Directions — Without the images, print all the entries below exactly as given.
___ Records shown
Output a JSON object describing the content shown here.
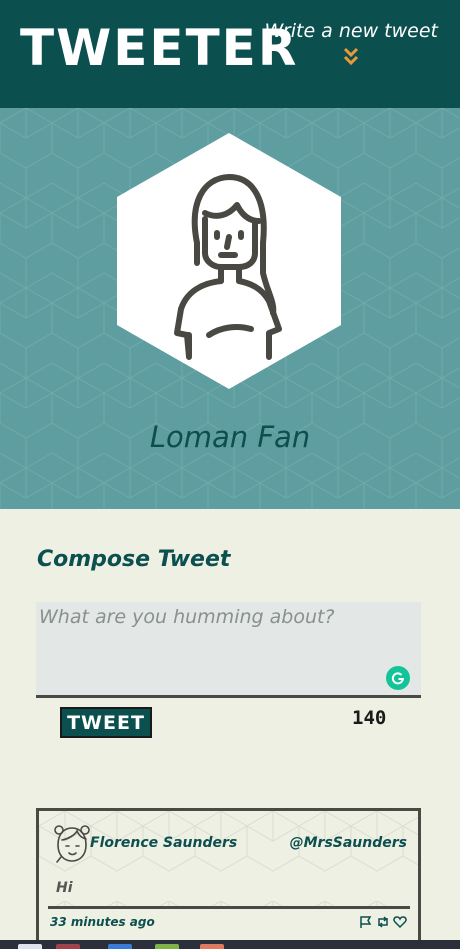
{
  "nav": {
    "brand": "TWEETER",
    "write_link": "Write a new tweet",
    "chevron_icon": "double-chevron-down-icon",
    "chevron_color": "#e89a3c"
  },
  "profile": {
    "name": "Loman Fan",
    "avatar_icon": "user-avatar-icon"
  },
  "compose": {
    "title": "Compose Tweet",
    "placeholder": "What are you humming about?",
    "value": "",
    "button_label": "TWEET",
    "counter": "140"
  },
  "tweets": [
    {
      "author": "Florence Saunders",
      "handle": "@MrsSaunders",
      "content": "Hi",
      "time_ago": "33 minutes ago",
      "actions": [
        "flag-icon",
        "retweet-icon",
        "heart-icon"
      ]
    }
  ],
  "colors": {
    "primary": "#0b4f4f",
    "header_bg": "#5f9ea0",
    "page_bg": "#eef0e4",
    "border": "#4a4a45",
    "grammarly": "#15c39a"
  }
}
______
Result —
Output a JSON object describing the content shown here.
{
  "nav": {
    "brand": "TWEETER",
    "write_link": "Write a new tweet",
    "chevron_icon": "double-chevron-down-icon",
    "chevron_color": "#e89a3c"
  },
  "profile": {
    "name": "Loman Fan",
    "avatar_icon": "user-avatar-icon"
  },
  "compose": {
    "title": "Compose Tweet",
    "placeholder": "What are you humming about?",
    "value": "",
    "button_label": "TWEET",
    "counter": "140"
  },
  "tweets": [
    {
      "author": "Florence Saunders",
      "handle": "@MrsSaunders",
      "content": "Hi",
      "time_ago": "33 minutes ago",
      "actions": [
        "flag-icon",
        "retweet-icon",
        "heart-icon"
      ]
    }
  ],
  "colors": {
    "primary": "#0b4f4f",
    "header_bg": "#5f9ea0",
    "page_bg": "#eef0e4",
    "border": "#4a4a45",
    "grammarly": "#15c39a"
  }
}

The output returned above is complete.